----- Input rows -----

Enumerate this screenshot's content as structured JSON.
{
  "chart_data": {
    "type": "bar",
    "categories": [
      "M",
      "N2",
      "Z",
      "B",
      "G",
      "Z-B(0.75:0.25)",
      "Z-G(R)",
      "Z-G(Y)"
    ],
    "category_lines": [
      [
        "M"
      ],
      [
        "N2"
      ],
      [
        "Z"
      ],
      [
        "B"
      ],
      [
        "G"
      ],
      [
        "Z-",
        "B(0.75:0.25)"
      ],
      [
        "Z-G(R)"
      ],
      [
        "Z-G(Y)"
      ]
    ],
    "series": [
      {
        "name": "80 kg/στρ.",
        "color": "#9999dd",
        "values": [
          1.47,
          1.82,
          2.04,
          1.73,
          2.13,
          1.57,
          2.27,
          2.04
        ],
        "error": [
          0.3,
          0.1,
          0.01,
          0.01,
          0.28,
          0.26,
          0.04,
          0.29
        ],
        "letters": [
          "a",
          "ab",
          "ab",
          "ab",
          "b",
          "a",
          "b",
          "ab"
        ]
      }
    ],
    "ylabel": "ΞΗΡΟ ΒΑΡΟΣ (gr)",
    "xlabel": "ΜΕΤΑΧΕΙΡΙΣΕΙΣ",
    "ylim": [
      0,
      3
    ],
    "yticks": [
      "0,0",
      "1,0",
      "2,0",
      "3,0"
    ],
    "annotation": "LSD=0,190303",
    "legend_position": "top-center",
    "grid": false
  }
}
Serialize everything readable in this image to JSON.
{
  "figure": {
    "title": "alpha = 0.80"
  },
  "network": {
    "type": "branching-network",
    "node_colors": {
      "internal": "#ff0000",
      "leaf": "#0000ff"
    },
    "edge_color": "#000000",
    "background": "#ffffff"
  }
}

-----

Every record above should be output exactly.

Enumerate this screenshot's content as structured JSON.
{
  "chart_data": {
    "type": "bar",
    "categories": [
      "M",
      "N2",
      "Z",
      "B",
      "G",
      "Z-B(0.75:0.25)",
      "Z-G(R)",
      "Z-G(Y)"
    ],
    "category_lines": [
      [
        "M"
      ],
      [
        "N2"
      ],
      [
        "Z"
      ],
      [
        "B"
      ],
      [
        "G"
      ],
      [
        "Z-",
        "B(0.75:0.25)"
      ],
      [
        "Z-G(R)"
      ],
      [
        "Z-G(Y)"
      ]
    ],
    "series": [
      {
        "name": "80 kg/στρ.",
        "color": "#9999dd",
        "values": [
          1.47,
          1.82,
          2.04,
          1.73,
          2.13,
          1.57,
          2.27,
          2.04
        ],
        "error": [
          0.3,
          0.1,
          0.01,
          0.01,
          0.28,
          0.26,
          0.04,
          0.29
        ],
        "letters": [
          "a",
          "ab",
          "ab",
          "ab",
          "b",
          "a",
          "b",
          "ab"
        ]
      }
    ],
    "ylabel": "ΞΗΡΟ ΒΑΡΟΣ (gr)",
    "xlabel": "ΜΕΤΑΧΕΙΡΙΣΕΙΣ",
    "ylim": [
      0,
      3
    ],
    "yticks": [
      "0,0",
      "1,0",
      "2,0",
      "3,0"
    ],
    "annotation": "LSD=0,190303",
    "legend_position": "top-center",
    "grid": false
  }
}
Serialize everything readable in this image to JSON.
{
  "figure": {
    "title": "alpha = 0.80"
  },
  "network": {
    "type": "branching-network",
    "node_colors": {
      "internal": "#ff0000",
      "leaf": "#0000ff"
    },
    "edge_color": "#000000",
    "background": "#ffffff"
  }
}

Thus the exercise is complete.